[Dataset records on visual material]
★ ★ ★ ★

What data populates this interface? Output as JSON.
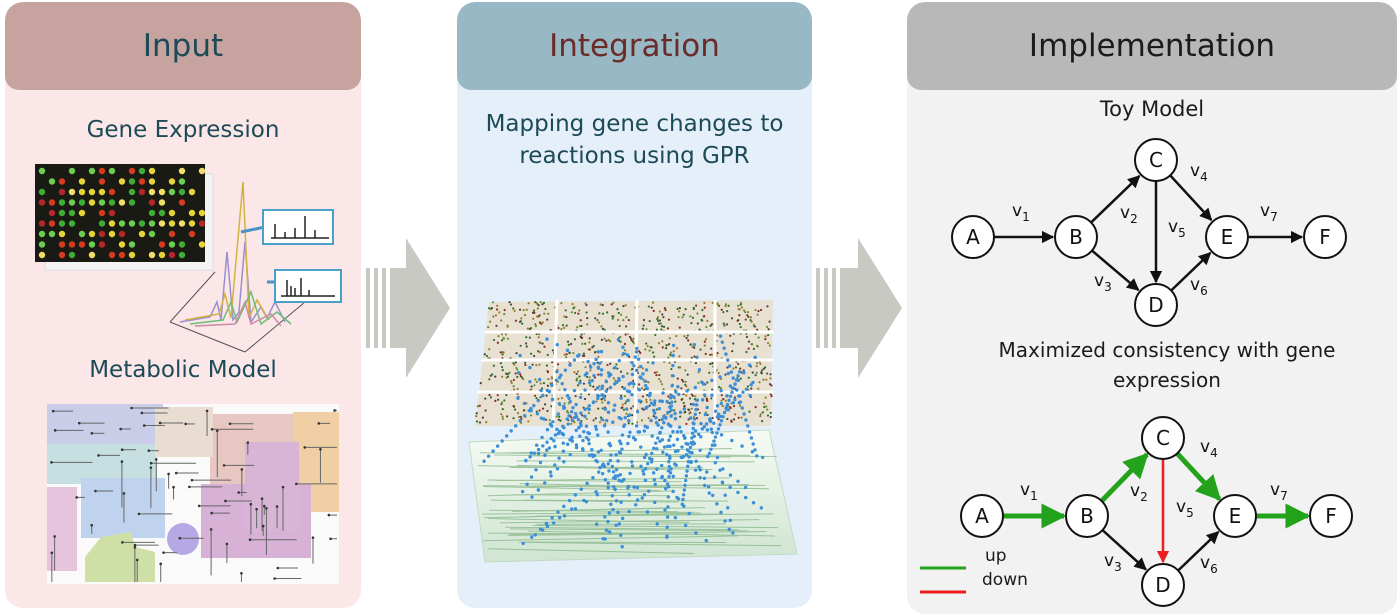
{
  "panels": {
    "input": {
      "title": "Input",
      "gene_expression_label": "Gene Expression",
      "metabolic_model_label": "Metabolic Model"
    },
    "integration": {
      "title": "Integration",
      "description_line1": "Mapping gene changes to",
      "description_line2": "reactions using GPR"
    },
    "implementation": {
      "title": "Implementation",
      "toy_model_label": "Toy Model",
      "consistency_line1": "Maximized consistency with gene",
      "consistency_line2": "expression"
    }
  },
  "network": {
    "nodes": [
      "A",
      "B",
      "C",
      "D",
      "E",
      "F"
    ],
    "edges": [
      {
        "id": "v1",
        "label": "v",
        "sub": "1",
        "from": "A",
        "to": "B",
        "regulation": "up"
      },
      {
        "id": "v2",
        "label": "v",
        "sub": "2",
        "from": "B",
        "to": "C",
        "regulation": "up"
      },
      {
        "id": "v3",
        "label": "v",
        "sub": "3",
        "from": "B",
        "to": "D",
        "regulation": "none"
      },
      {
        "id": "v4",
        "label": "v",
        "sub": "4",
        "from": "C",
        "to": "E",
        "regulation": "up"
      },
      {
        "id": "v5",
        "label": "v",
        "sub": "5",
        "from": "C",
        "to": "D",
        "regulation": "down"
      },
      {
        "id": "v6",
        "label": "v",
        "sub": "6",
        "from": "D",
        "to": "E",
        "regulation": "none"
      },
      {
        "id": "v7",
        "label": "v",
        "sub": "7",
        "from": "E",
        "to": "F",
        "regulation": "up"
      }
    ]
  },
  "legend": {
    "up_label": "up",
    "down_label": "down",
    "up_color": "#22a31b",
    "down_color": "#ee1c1c"
  },
  "colors": {
    "input_bg": "#fbe6e8",
    "input_header": "#c6a39f",
    "integration_bg": "#e4effa",
    "integration_header": "#97b8c4",
    "implementation_bg": "#f2f2f2",
    "implementation_header": "#b8b8b8",
    "arrow_gray": "#c9c9c4"
  }
}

★ ★ ★ ★

> [PROBLEM TO SOLVE] Examine each line of the records above and tally those with the string "title". State the total alone.

> [PROBLEM SOLUTION] 3